## PROVIDED RECORDS
>>>

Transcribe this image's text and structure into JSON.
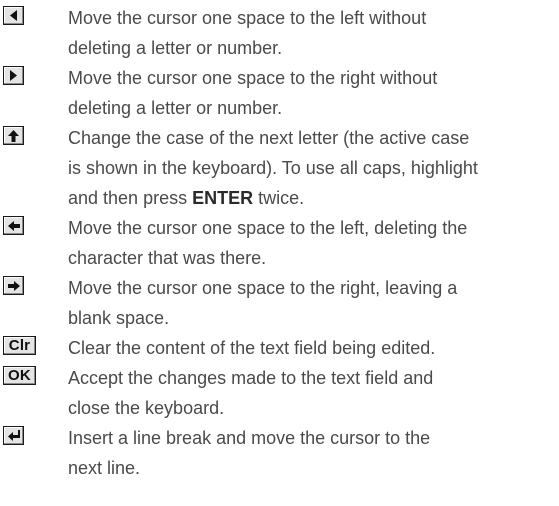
{
  "rows": [
    {
      "icon": "left-triangle-icon",
      "lines": [
        "Move the cursor one space to the left without",
        "deleting a letter or number."
      ]
    },
    {
      "icon": "right-triangle-icon",
      "lines": [
        "Move the cursor one space to the right without",
        "deleting a letter or number."
      ]
    },
    {
      "icon": "up-arrow-icon",
      "lines": [
        "Change the case of the next letter (the active case",
        "is shown in the keyboard). To use all caps, highlight"
      ],
      "line3_pre": "and then press ",
      "line3_bold": "ENTER",
      "line3_post": " twice."
    },
    {
      "icon": "left-arrow-icon",
      "lines": [
        "Move the cursor one space to the left, deleting the",
        "character that was there."
      ]
    },
    {
      "icon": "right-arrow-icon",
      "lines": [
        "Move the cursor one space to the right, leaving a",
        "blank space."
      ]
    },
    {
      "icon_label": "Clr",
      "lines": [
        "Clear the content of the text field being edited."
      ]
    },
    {
      "icon_label": "OK",
      "lines": [
        "Accept the changes made to the text field and",
        "close the keyboard."
      ]
    },
    {
      "icon": "return-arrow-icon",
      "lines": [
        "Insert a line break and move the cursor to the",
        "next line."
      ]
    }
  ]
}
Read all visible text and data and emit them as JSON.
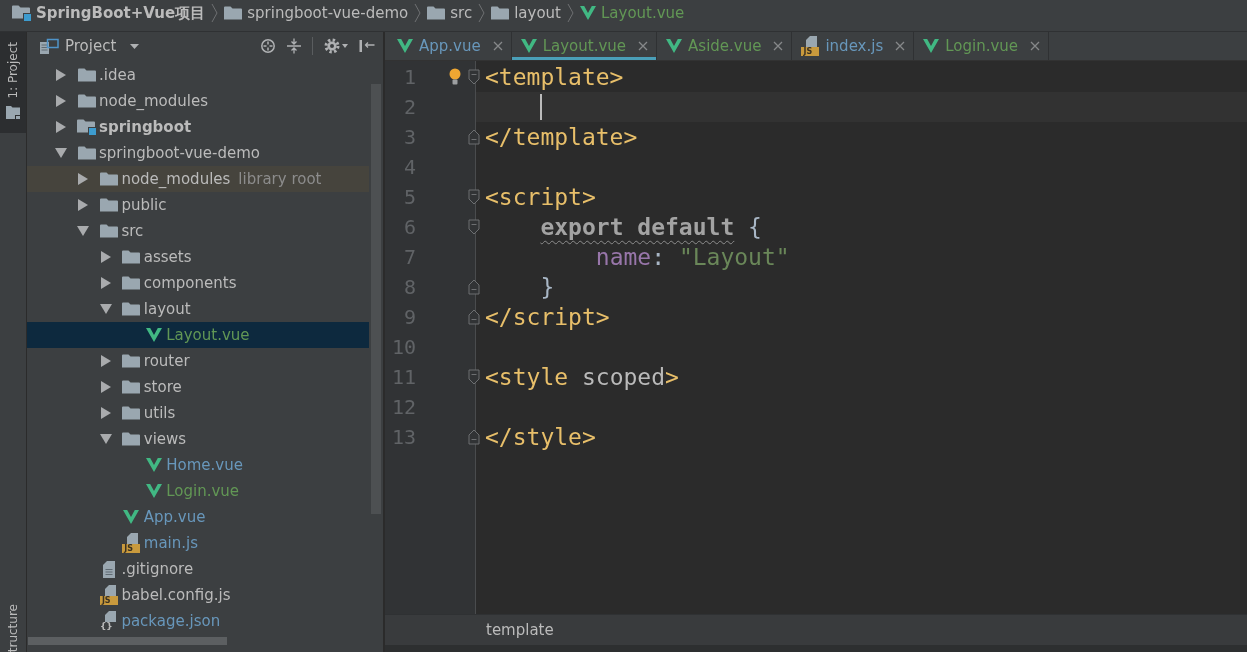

<<<

## SHORT EXERCISE
What is the number of lines in the records that contain the word "right"? Answer with the number and nothing else.

## RESPONSE BELOW
4